## Written request
Please reproduce, unchanged, every item from the line containing "- data-label-50-74: 35%: [70, 360, 98, 376]" down to the line containing "- building-icon: [235, 259, 307, 332]", both of those lines included.

## Task data
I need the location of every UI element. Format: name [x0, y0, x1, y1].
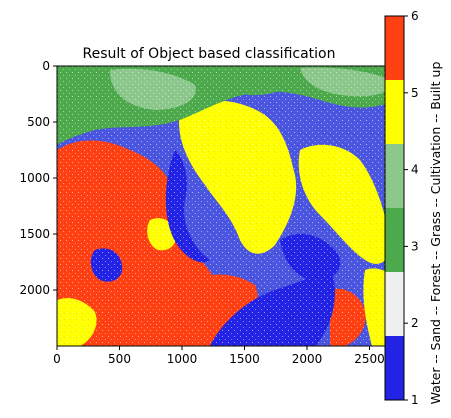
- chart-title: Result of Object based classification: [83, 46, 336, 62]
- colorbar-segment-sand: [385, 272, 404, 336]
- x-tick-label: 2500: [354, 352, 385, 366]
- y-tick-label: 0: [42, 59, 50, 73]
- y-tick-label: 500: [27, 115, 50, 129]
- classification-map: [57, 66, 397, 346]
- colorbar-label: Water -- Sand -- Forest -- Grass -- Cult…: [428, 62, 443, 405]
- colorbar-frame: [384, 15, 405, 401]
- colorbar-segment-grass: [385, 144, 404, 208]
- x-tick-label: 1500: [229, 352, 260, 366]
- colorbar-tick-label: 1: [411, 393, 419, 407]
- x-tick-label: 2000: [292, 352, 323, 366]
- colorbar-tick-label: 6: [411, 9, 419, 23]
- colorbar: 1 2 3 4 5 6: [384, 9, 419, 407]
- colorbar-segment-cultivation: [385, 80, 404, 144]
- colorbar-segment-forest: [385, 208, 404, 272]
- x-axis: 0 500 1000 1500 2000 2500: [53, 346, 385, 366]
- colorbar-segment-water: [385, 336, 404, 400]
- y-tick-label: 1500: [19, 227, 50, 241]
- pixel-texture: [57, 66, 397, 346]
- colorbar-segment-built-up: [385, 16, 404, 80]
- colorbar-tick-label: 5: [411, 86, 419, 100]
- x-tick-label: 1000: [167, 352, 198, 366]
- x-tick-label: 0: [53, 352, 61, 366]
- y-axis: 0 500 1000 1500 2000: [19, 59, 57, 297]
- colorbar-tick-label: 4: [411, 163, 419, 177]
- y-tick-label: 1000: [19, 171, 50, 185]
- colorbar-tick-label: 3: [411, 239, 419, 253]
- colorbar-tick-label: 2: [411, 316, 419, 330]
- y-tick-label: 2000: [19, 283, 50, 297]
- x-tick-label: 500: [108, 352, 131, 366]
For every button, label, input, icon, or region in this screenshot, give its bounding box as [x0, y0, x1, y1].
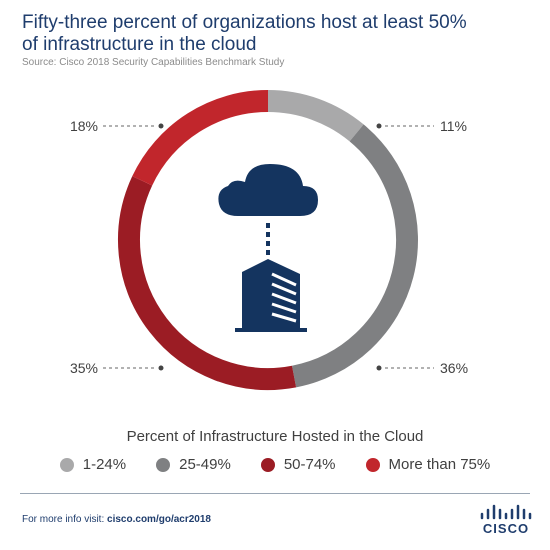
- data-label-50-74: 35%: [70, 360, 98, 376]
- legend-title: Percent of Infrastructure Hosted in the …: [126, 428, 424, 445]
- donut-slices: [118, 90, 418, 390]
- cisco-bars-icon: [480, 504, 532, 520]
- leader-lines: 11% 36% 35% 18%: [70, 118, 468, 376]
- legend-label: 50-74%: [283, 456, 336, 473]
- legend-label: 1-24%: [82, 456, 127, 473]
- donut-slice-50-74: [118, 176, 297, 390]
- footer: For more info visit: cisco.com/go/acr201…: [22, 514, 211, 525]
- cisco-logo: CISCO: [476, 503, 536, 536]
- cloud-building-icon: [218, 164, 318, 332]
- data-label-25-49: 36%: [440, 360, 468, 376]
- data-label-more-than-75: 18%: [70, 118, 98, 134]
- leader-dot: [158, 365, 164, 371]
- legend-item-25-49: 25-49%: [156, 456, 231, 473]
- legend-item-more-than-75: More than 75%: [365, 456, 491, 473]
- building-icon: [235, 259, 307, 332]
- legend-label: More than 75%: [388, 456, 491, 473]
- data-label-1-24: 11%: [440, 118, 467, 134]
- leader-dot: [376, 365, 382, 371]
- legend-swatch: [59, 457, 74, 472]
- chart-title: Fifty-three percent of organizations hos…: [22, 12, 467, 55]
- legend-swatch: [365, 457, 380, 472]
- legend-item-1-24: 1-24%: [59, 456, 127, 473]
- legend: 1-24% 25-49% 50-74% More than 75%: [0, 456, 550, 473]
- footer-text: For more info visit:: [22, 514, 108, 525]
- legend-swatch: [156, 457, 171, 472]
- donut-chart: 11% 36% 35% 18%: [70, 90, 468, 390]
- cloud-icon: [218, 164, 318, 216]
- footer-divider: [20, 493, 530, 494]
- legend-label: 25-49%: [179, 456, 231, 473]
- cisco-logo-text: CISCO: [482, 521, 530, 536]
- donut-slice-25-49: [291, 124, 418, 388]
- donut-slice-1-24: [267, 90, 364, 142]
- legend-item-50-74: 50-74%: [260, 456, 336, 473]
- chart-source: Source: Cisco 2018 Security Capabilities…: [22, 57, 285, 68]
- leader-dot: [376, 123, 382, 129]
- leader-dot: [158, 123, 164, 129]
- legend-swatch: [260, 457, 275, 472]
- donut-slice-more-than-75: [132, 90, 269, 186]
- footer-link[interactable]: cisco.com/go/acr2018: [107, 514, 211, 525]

--

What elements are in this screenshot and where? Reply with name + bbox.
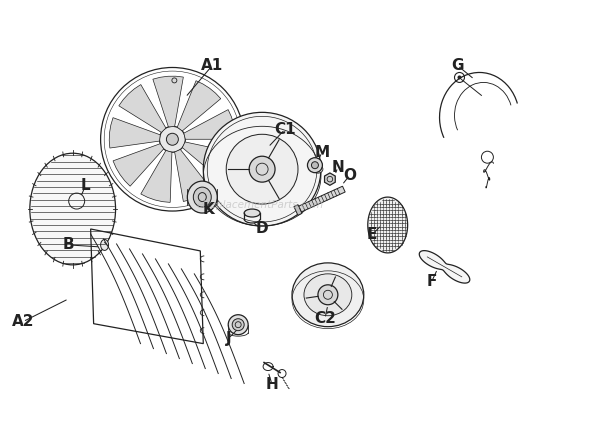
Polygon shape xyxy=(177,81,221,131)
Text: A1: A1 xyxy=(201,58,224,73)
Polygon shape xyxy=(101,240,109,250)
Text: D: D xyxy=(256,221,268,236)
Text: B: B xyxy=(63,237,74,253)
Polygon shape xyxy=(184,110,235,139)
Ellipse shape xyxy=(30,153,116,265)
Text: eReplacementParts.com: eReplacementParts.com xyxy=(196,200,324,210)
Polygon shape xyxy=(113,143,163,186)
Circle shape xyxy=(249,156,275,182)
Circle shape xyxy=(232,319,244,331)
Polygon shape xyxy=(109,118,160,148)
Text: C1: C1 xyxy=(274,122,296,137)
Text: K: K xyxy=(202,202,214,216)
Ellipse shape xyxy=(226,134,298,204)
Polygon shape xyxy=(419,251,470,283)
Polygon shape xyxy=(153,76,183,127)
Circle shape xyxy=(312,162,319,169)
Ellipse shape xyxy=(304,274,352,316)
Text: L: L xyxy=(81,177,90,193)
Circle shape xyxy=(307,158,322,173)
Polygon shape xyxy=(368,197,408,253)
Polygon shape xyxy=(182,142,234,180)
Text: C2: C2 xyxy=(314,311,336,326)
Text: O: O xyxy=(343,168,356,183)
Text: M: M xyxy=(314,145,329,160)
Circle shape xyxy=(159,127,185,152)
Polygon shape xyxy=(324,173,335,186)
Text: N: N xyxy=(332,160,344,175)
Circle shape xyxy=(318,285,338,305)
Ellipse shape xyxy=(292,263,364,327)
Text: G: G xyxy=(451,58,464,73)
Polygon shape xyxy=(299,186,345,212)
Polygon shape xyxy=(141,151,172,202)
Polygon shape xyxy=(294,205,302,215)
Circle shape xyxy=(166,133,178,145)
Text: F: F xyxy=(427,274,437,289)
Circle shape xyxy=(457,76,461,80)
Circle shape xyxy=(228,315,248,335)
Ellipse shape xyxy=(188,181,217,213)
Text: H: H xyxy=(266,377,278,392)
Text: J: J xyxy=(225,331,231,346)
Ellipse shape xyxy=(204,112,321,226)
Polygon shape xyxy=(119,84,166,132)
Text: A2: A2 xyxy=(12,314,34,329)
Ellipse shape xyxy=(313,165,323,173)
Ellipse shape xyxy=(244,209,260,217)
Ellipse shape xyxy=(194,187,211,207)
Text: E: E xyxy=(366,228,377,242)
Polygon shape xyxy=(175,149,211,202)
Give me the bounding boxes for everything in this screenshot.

## Task answer
- data-label-50-74: 35%: [70, 360, 98, 376]
- legend-title: Percent of Infrastructure Hosted in the …: [126, 428, 424, 445]
- donut-slices: [118, 90, 418, 390]
- cisco-bars-icon: [480, 504, 532, 520]
- leader-lines: 11% 36% 35% 18%: [70, 118, 468, 376]
- legend-label: 50-74%: [283, 456, 336, 473]
- legend-label: 1-24%: [82, 456, 127, 473]
- donut-slice-50-74: [118, 176, 297, 390]
- footer: For more info visit: cisco.com/go/acr201…: [22, 514, 211, 525]
- cisco-logo: CISCO: [476, 503, 536, 536]
- cloud-building-icon: [218, 164, 318, 332]
- data-label-25-49: 36%: [440, 360, 468, 376]
- data-label-more-than-75: 18%: [70, 118, 98, 134]
- leader-dot: [158, 365, 164, 371]
- legend-item-25-49: 25-49%: [156, 456, 231, 473]
- legend-item-more-than-75: More than 75%: [365, 456, 491, 473]
- building-icon: [235, 259, 307, 332]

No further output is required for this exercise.